**Given information:**
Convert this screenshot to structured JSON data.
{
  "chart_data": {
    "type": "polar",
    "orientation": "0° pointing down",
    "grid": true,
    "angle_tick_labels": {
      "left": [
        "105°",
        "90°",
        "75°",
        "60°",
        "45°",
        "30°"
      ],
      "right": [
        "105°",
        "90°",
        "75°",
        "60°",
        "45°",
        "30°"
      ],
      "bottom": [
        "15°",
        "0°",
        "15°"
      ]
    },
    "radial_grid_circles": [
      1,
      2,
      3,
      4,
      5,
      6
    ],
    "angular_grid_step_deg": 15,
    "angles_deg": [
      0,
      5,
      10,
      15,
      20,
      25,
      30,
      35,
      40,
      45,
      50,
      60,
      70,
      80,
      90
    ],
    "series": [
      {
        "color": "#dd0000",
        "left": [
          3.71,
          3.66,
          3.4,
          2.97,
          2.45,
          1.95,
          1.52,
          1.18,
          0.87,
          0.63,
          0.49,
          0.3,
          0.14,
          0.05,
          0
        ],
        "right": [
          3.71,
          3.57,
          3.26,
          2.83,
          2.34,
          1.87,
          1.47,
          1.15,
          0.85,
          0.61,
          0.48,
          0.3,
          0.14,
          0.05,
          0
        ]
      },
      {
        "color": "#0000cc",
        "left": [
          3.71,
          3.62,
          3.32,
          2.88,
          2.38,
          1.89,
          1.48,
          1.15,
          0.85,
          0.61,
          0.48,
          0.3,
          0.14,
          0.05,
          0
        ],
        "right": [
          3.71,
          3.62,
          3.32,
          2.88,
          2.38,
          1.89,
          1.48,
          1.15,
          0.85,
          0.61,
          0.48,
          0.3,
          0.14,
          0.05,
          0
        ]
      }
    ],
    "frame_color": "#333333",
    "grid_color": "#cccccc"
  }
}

**Aim:**
Print the listing above in its entirety, with every line exact.

**Task answer:**
Convert this screenshot to structured JSON data.
{
  "chart_data": {
    "type": "polar",
    "orientation": "0° pointing down",
    "grid": true,
    "angle_tick_labels": {
      "left": [
        "105°",
        "90°",
        "75°",
        "60°",
        "45°",
        "30°"
      ],
      "right": [
        "105°",
        "90°",
        "75°",
        "60°",
        "45°",
        "30°"
      ],
      "bottom": [
        "15°",
        "0°",
        "15°"
      ]
    },
    "radial_grid_circles": [
      1,
      2,
      3,
      4,
      5,
      6
    ],
    "angular_grid_step_deg": 15,
    "angles_deg": [
      0,
      5,
      10,
      15,
      20,
      25,
      30,
      35,
      40,
      45,
      50,
      60,
      70,
      80,
      90
    ],
    "series": [
      {
        "color": "#dd0000",
        "left": [
          3.71,
          3.66,
          3.4,
          2.97,
          2.45,
          1.95,
          1.52,
          1.18,
          0.87,
          0.63,
          0.49,
          0.3,
          0.14,
          0.05,
          0
        ],
        "right": [
          3.71,
          3.57,
          3.26,
          2.83,
          2.34,
          1.87,
          1.47,
          1.15,
          0.85,
          0.61,
          0.48,
          0.3,
          0.14,
          0.05,
          0
        ]
      },
      {
        "color": "#0000cc",
        "left": [
          3.71,
          3.62,
          3.32,
          2.88,
          2.38,
          1.89,
          1.48,
          1.15,
          0.85,
          0.61,
          0.48,
          0.3,
          0.14,
          0.05,
          0
        ],
        "right": [
          3.71,
          3.62,
          3.32,
          2.88,
          2.38,
          1.89,
          1.48,
          1.15,
          0.85,
          0.61,
          0.48,
          0.3,
          0.14,
          0.05,
          0
        ]
      }
    ],
    "frame_color": "#333333",
    "grid_color": "#cccccc"
  }
}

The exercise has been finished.